### What to do:
Transcribe the records that follow in their entirety, omitting any pictures.
━━━━━ Records supplied
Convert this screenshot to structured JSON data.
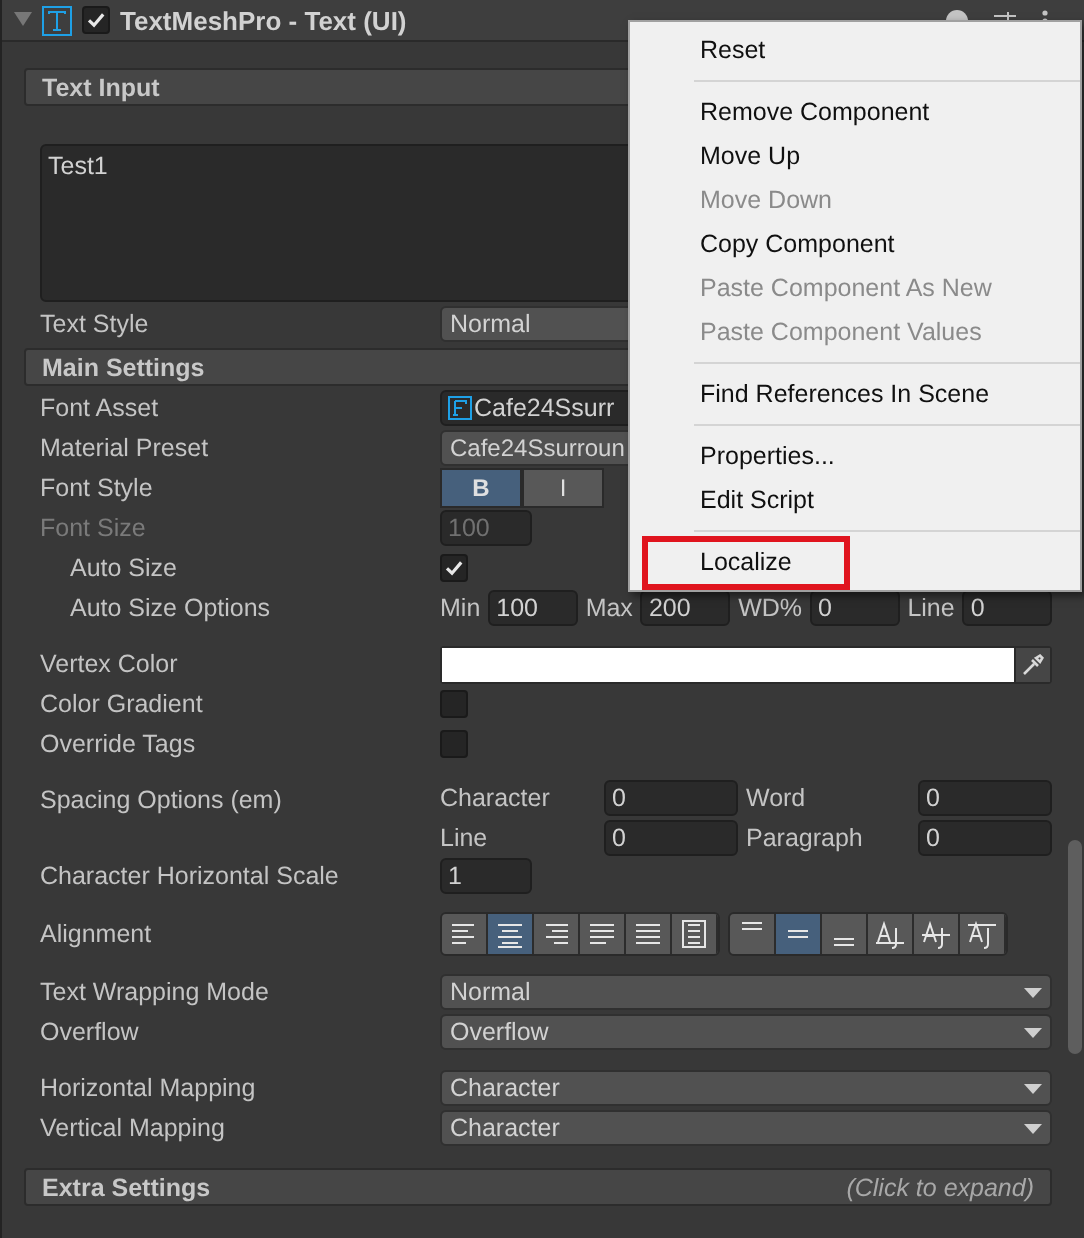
{
  "header": {
    "title": "TextMeshPro - Text (UI)",
    "enabled": true,
    "expanded": true
  },
  "text_input": {
    "title": "Text Input",
    "value": "Test1"
  },
  "text_style": {
    "label": "Text Style",
    "value": "Normal"
  },
  "main_settings": {
    "title": "Main Settings",
    "groups": [
      [
        {
          "kind": "object",
          "label": "Font Asset",
          "value": "Cafe24Ssurr"
        },
        {
          "kind": "preset",
          "label": "Material Preset",
          "value": "Cafe24Ssurroun"
        },
        {
          "kind": "toggles",
          "label": "Font Style",
          "buttons": [
            {
              "label": "B",
              "selected": true
            },
            {
              "label": "I",
              "selected": false
            }
          ]
        },
        {
          "kind": "number",
          "label": "Font Size",
          "value": "100",
          "disabled": true,
          "children": [
            {
              "kind": "checkbox",
              "label": "Auto Size",
              "checked": true
            },
            {
              "kind": "fields",
              "label": "Auto Size Options",
              "fields": [
                {
                  "label": "Min",
                  "value": "100"
                },
                {
                  "label": "Max",
                  "value": "200"
                },
                {
                  "label": "WD%",
                  "value": "0"
                },
                {
                  "label": "Line",
                  "value": "0"
                }
              ]
            }
          ]
        }
      ],
      [
        {
          "kind": "color",
          "label": "Vertex Color",
          "color": "#ffffff"
        },
        {
          "kind": "checkbox",
          "label": "Color Gradient",
          "checked": false
        },
        {
          "kind": "checkbox",
          "label": "Override Tags",
          "checked": false
        }
      ],
      [
        {
          "kind": "grid",
          "label": "Spacing Options (em)",
          "fields": [
            {
              "label": "Character",
              "value": "0"
            },
            {
              "label": "Word",
              "value": "0"
            },
            {
              "label": "Line",
              "value": "0"
            },
            {
              "label": "Paragraph",
              "value": "0"
            }
          ]
        },
        {
          "kind": "number",
          "label": "Character Horizontal Scale",
          "value": "1",
          "disabled": false
        }
      ],
      [
        {
          "kind": "alignment",
          "label": "Alignment",
          "groups": [
            [
              {
                "kind": "left",
                "selected": false
              },
              {
                "kind": "center",
                "selected": true
              },
              {
                "kind": "right",
                "selected": false
              },
              {
                "kind": "justified",
                "selected": false
              },
              {
                "kind": "flush",
                "selected": false
              },
              {
                "kind": "geometry",
                "selected": false
              }
            ],
            [
              {
                "kind": "top",
                "selected": false
              },
              {
                "kind": "middle",
                "selected": true
              },
              {
                "kind": "bottom",
                "selected": false
              },
              {
                "kind": "baseline",
                "selected": false
              },
              {
                "kind": "midline",
                "selected": false
              },
              {
                "kind": "capline",
                "selected": false
              }
            ]
          ]
        }
      ],
      [
        {
          "kind": "dropdown",
          "label": "Text Wrapping Mode",
          "value": "Normal"
        },
        {
          "kind": "dropdown",
          "label": "Overflow",
          "value": "Overflow"
        }
      ],
      [
        {
          "kind": "dropdown",
          "label": "Horizontal Mapping",
          "value": "Character"
        },
        {
          "kind": "dropdown",
          "label": "Vertical Mapping",
          "value": "Character"
        }
      ]
    ]
  },
  "extra_settings": {
    "title": "Extra Settings",
    "hint": "(Click to expand)"
  },
  "context_menu": {
    "groups": [
      [
        {
          "label": "Reset",
          "disabled": false,
          "outlined": false
        }
      ],
      [
        {
          "label": "Remove Component",
          "disabled": false,
          "outlined": false
        },
        {
          "label": "Move Up",
          "disabled": false,
          "outlined": false
        },
        {
          "label": "Move Down",
          "disabled": true,
          "outlined": false
        },
        {
          "label": "Copy Component",
          "disabled": false,
          "outlined": false
        },
        {
          "label": "Paste Component As New",
          "disabled": true,
          "outlined": false
        },
        {
          "label": "Paste Component Values",
          "disabled": true,
          "outlined": false
        }
      ],
      [
        {
          "label": "Find References In Scene",
          "disabled": false,
          "outlined": false
        }
      ],
      [
        {
          "label": "Properties...",
          "disabled": false,
          "outlined": false
        },
        {
          "label": "Edit Script",
          "disabled": false,
          "outlined": false
        }
      ],
      [
        {
          "label": "Localize",
          "disabled": false,
          "outlined": true
        }
      ]
    ]
  }
}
━━━━━━━━━━
### Expected answer:
Convert this screenshot to structured JSON data.
{
  "header": {
    "title": "TextMeshPro - Text (UI)",
    "enabled": true,
    "expanded": true
  },
  "text_input": {
    "title": "Text Input",
    "value": "Test1"
  },
  "text_style": {
    "label": "Text Style",
    "value": "Normal"
  },
  "main_settings": {
    "title": "Main Settings",
    "groups": [
      [
        {
          "kind": "object",
          "label": "Font Asset",
          "value": "Cafe24Ssurr"
        },
        {
          "kind": "preset",
          "label": "Material Preset",
          "value": "Cafe24Ssurroun"
        },
        {
          "kind": "toggles",
          "label": "Font Style",
          "buttons": [
            {
              "label": "B",
              "selected": true
            },
            {
              "label": "I",
              "selected": false
            }
          ]
        },
        {
          "kind": "number",
          "label": "Font Size",
          "value": "100",
          "disabled": true,
          "children": [
            {
              "kind": "checkbox",
              "label": "Auto Size",
              "checked": true
            },
            {
              "kind": "fields",
              "label": "Auto Size Options",
              "fields": [
                {
                  "label": "Min",
                  "value": "100"
                },
                {
                  "label": "Max",
                  "value": "200"
                },
                {
                  "label": "WD%",
                  "value": "0"
                },
                {
                  "label": "Line",
                  "value": "0"
                }
              ]
            }
          ]
        }
      ],
      [
        {
          "kind": "color",
          "label": "Vertex Color",
          "color": "#ffffff"
        },
        {
          "kind": "checkbox",
          "label": "Color Gradient",
          "checked": false
        },
        {
          "kind": "checkbox",
          "label": "Override Tags",
          "checked": false
        }
      ],
      [
        {
          "kind": "grid",
          "label": "Spacing Options (em)",
          "fields": [
            {
              "label": "Character",
              "value": "0"
            },
            {
              "label": "Word",
              "value": "0"
            },
            {
              "label": "Line",
              "value": "0"
            },
            {
              "label": "Paragraph",
              "value": "0"
            }
          ]
        },
        {
          "kind": "number",
          "label": "Character Horizontal Scale",
          "value": "1",
          "disabled": false
        }
      ],
      [
        {
          "kind": "alignment",
          "label": "Alignment",
          "groups": [
            [
              {
                "kind": "left",
                "selected": false
              },
              {
                "kind": "center",
                "selected": true
              },
              {
                "kind": "right",
                "selected": false
              },
              {
                "kind": "justified",
                "selected": false
              },
              {
                "kind": "flush",
                "selected": false
              },
              {
                "kind": "geometry",
                "selected": false
              }
            ],
            [
              {
                "kind": "top",
                "selected": false
              },
              {
                "kind": "middle",
                "selected": true
              },
              {
                "kind": "bottom",
                "selected": false
              },
              {
                "kind": "baseline",
                "selected": false
              },
              {
                "kind": "midline",
                "selected": false
              },
              {
                "kind": "capline",
                "selected": false
              }
            ]
          ]
        }
      ],
      [
        {
          "kind": "dropdown",
          "label": "Text Wrapping Mode",
          "value": "Normal"
        },
        {
          "kind": "dropdown",
          "label": "Overflow",
          "value": "Overflow"
        }
      ],
      [
        {
          "kind": "dropdown",
          "label": "Horizontal Mapping",
          "value": "Character"
        },
        {
          "kind": "dropdown",
          "label": "Vertical Mapping",
          "value": "Character"
        }
      ]
    ]
  },
  "extra_settings": {
    "title": "Extra Settings",
    "hint": "(Click to expand)"
  },
  "context_menu": {
    "groups": [
      [
        {
          "label": "Reset",
          "disabled": false,
          "outlined": false
        }
      ],
      [
        {
          "label": "Remove Component",
          "disabled": false,
          "outlined": false
        },
        {
          "label": "Move Up",
          "disabled": false,
          "outlined": false
        },
        {
          "label": "Move Down",
          "disabled": true,
          "outlined": false
        },
        {
          "label": "Copy Component",
          "disabled": false,
          "outlined": false
        },
        {
          "label": "Paste Component As New",
          "disabled": true,
          "outlined": false
        },
        {
          "label": "Paste Component Values",
          "disabled": true,
          "outlined": false
        }
      ],
      [
        {
          "label": "Find References In Scene",
          "disabled": false,
          "outlined": false
        }
      ],
      [
        {
          "label": "Properties...",
          "disabled": false,
          "outlined": false
        },
        {
          "label": "Edit Script",
          "disabled": false,
          "outlined": false
        }
      ],
      [
        {
          "label": "Localize",
          "disabled": false,
          "outlined": true
        }
      ]
    ]
  }
}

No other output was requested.